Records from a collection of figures
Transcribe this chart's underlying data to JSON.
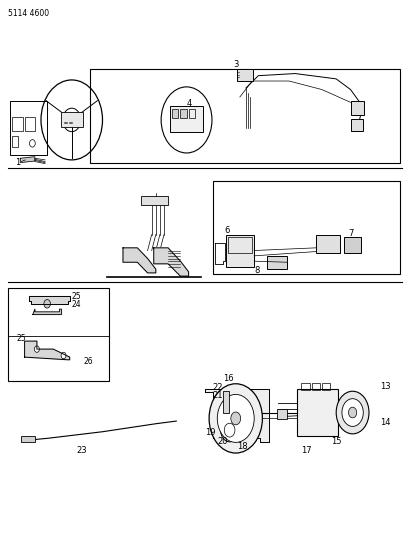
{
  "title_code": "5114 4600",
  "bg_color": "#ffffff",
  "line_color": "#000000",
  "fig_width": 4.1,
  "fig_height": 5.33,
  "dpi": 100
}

#### Exercise
Strip out the pictures and quote the remaining data word for word.

#### Final result
Transcribe this chart's underlying data to JSON.
{
  "title_code": "5114 4600",
  "bg_color": "#ffffff",
  "line_color": "#000000",
  "fig_width": 4.1,
  "fig_height": 5.33,
  "dpi": 100
}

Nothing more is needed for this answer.